Provide only the number of lines in the data below that contain the string "color".
— start RAW RECORDS —
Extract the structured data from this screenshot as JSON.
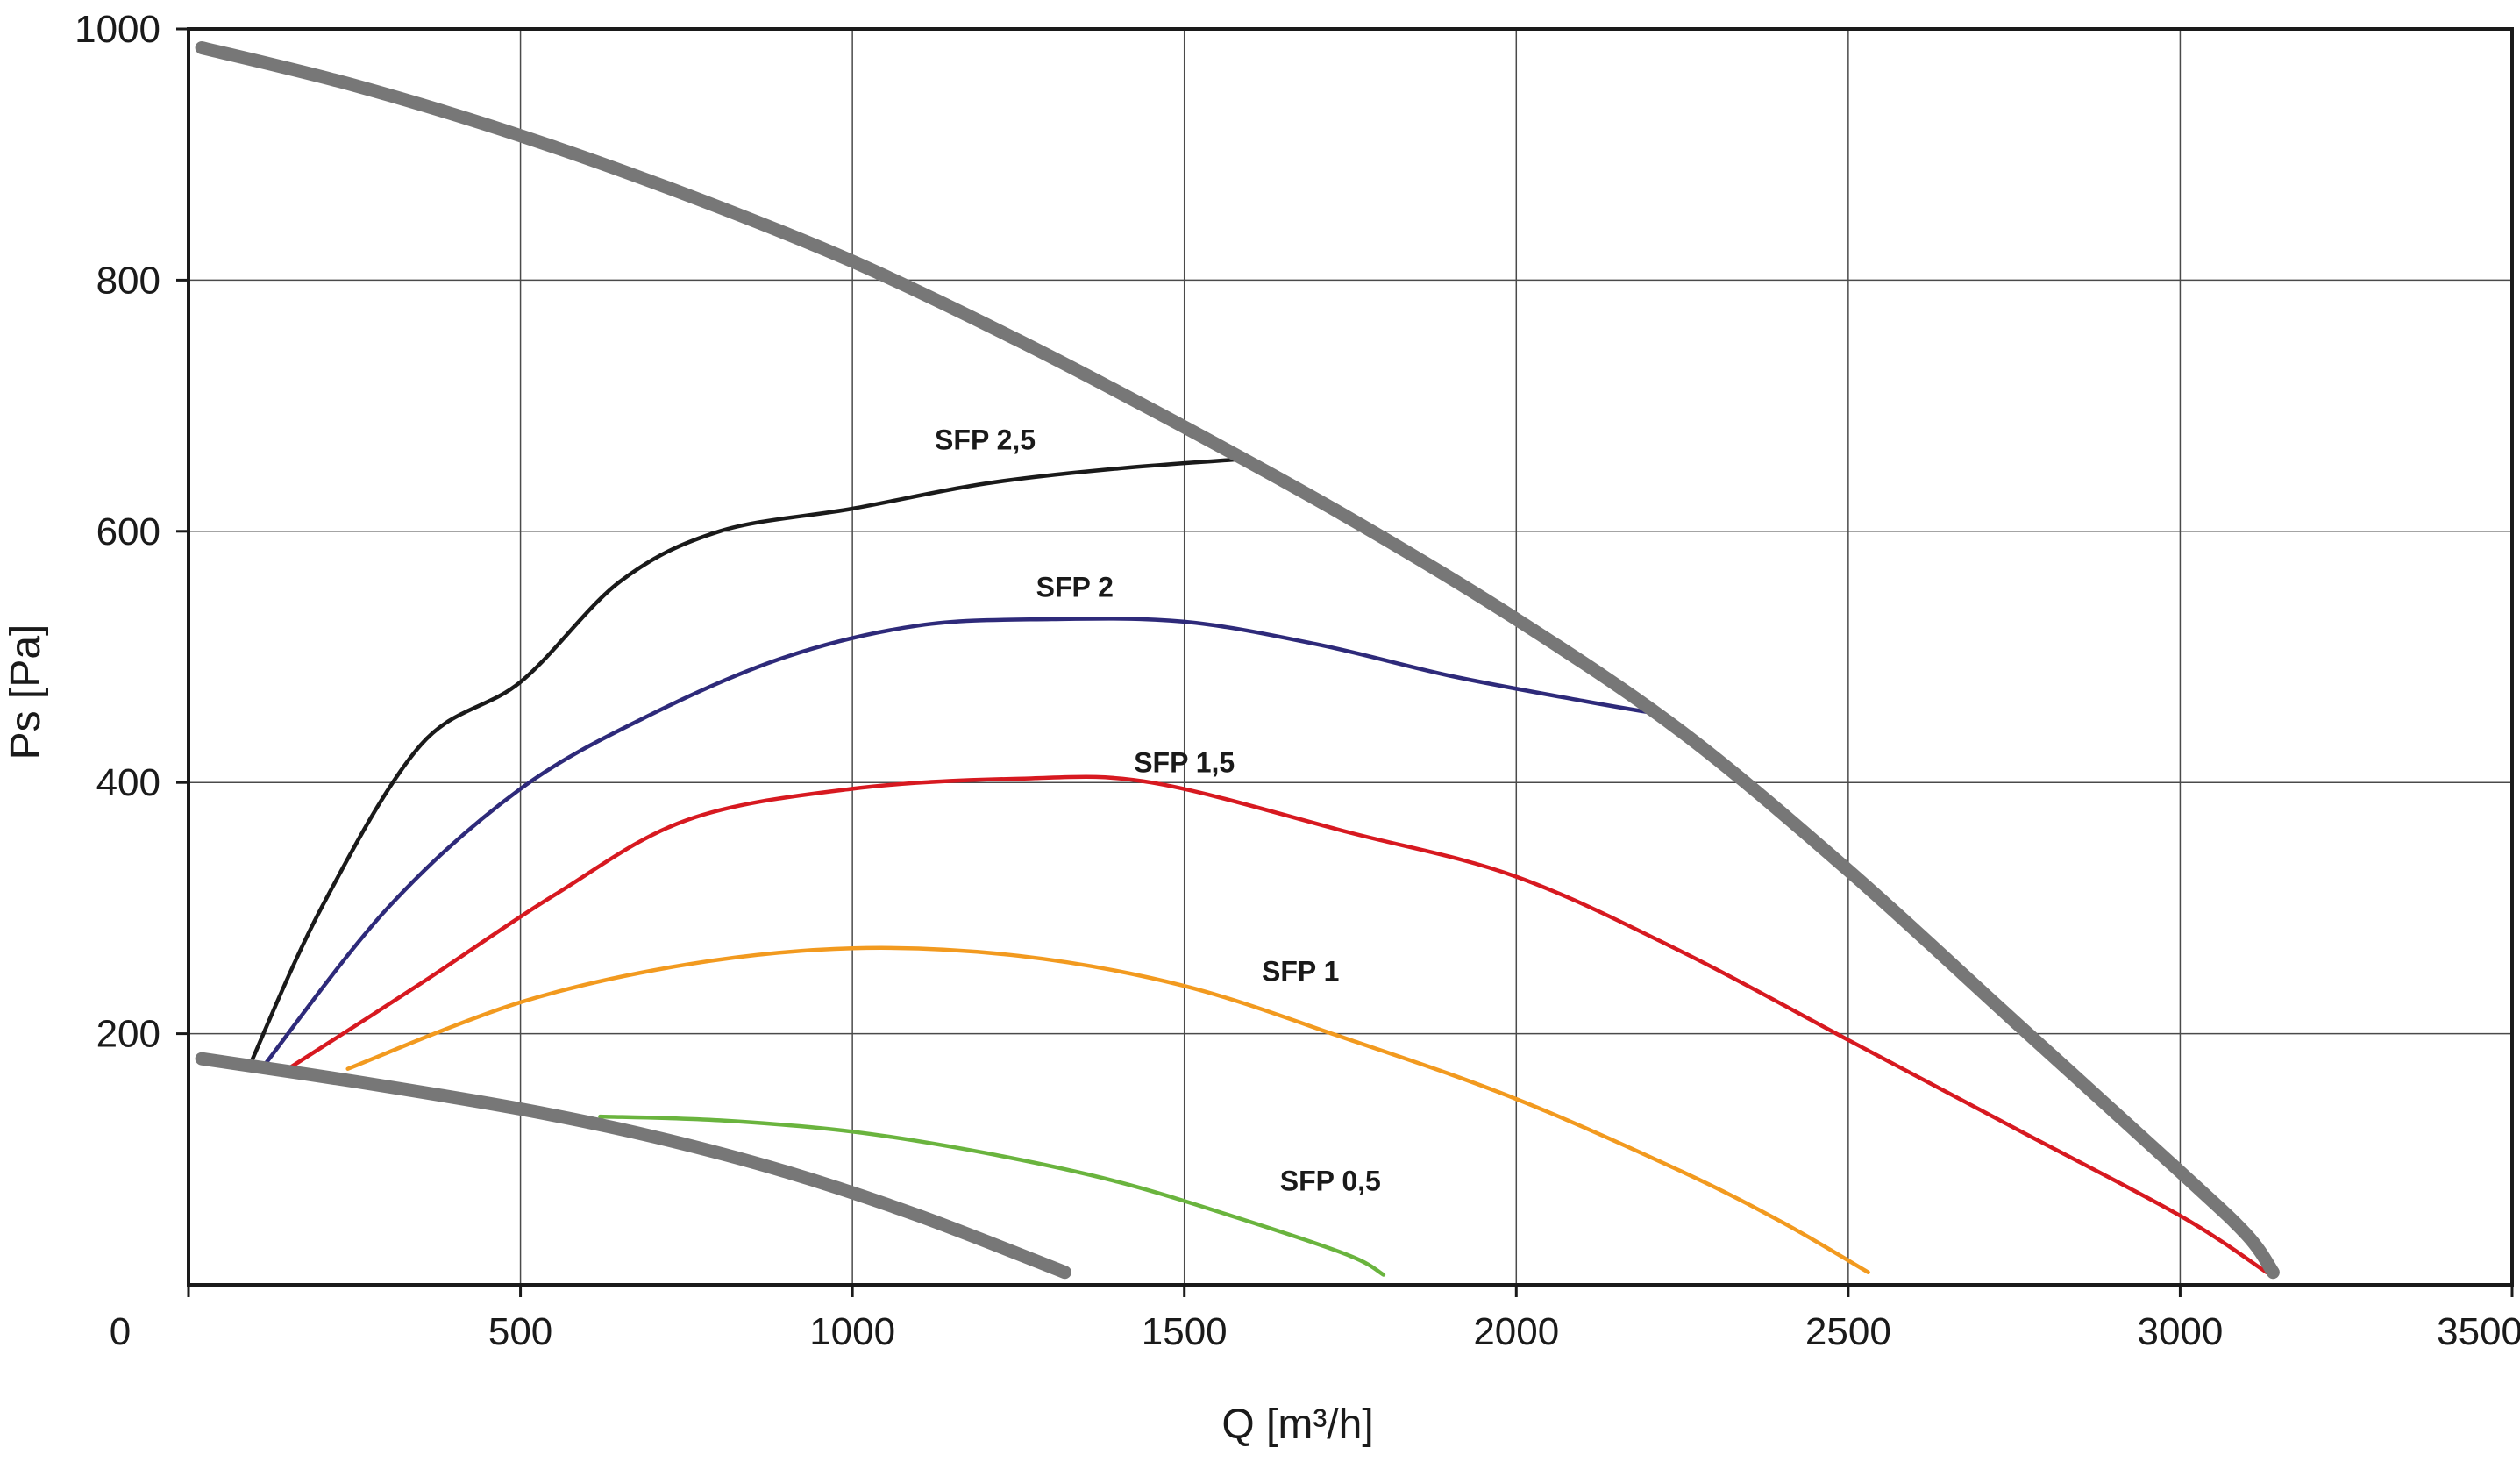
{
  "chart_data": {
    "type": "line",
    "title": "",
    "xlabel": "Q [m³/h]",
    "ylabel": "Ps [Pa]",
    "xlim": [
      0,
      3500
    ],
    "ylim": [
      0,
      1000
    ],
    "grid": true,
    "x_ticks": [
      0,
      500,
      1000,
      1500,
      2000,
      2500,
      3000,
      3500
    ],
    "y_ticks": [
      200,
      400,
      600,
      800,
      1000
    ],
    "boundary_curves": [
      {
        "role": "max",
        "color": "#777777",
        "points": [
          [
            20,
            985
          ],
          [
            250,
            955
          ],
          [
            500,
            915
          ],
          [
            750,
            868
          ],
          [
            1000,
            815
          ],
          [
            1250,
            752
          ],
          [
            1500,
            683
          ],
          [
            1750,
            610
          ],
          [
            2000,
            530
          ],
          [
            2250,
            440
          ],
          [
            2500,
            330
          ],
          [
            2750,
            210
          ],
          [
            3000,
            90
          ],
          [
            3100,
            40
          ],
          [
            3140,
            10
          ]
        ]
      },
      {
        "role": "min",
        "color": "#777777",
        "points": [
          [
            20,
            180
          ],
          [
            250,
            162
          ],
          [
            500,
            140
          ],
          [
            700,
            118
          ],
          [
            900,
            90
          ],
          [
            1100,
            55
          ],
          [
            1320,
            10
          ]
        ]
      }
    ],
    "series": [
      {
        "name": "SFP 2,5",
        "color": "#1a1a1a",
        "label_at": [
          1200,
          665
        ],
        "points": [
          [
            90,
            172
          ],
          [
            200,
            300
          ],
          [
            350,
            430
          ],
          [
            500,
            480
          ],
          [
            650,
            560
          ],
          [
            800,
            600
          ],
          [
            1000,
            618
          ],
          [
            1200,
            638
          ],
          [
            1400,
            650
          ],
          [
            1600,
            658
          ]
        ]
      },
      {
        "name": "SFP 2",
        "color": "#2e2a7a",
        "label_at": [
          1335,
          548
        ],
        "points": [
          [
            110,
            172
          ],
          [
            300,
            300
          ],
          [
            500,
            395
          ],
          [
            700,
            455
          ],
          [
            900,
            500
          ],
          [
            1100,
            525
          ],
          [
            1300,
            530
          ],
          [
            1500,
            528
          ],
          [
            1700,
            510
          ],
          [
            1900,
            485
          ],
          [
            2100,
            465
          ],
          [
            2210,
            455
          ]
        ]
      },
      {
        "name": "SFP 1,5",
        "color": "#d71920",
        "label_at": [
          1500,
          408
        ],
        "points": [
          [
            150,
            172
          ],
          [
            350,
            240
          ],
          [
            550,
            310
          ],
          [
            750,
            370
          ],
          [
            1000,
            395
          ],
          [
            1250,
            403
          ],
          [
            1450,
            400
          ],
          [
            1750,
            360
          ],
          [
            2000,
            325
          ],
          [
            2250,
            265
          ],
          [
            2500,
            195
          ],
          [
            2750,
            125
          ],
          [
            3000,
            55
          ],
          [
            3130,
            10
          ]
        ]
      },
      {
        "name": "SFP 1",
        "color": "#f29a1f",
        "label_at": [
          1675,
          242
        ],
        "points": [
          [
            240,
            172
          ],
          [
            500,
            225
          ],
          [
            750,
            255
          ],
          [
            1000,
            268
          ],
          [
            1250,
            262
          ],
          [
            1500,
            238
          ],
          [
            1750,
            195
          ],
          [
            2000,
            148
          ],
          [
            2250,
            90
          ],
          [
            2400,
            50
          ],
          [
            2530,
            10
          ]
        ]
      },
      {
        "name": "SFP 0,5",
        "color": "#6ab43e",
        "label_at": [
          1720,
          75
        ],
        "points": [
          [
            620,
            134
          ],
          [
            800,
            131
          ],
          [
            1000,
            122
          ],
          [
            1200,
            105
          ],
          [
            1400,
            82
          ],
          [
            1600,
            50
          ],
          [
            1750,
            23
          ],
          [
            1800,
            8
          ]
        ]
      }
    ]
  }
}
— end RAW RECORDS —
▶ **ANSWER TO THE EXERCISE**
7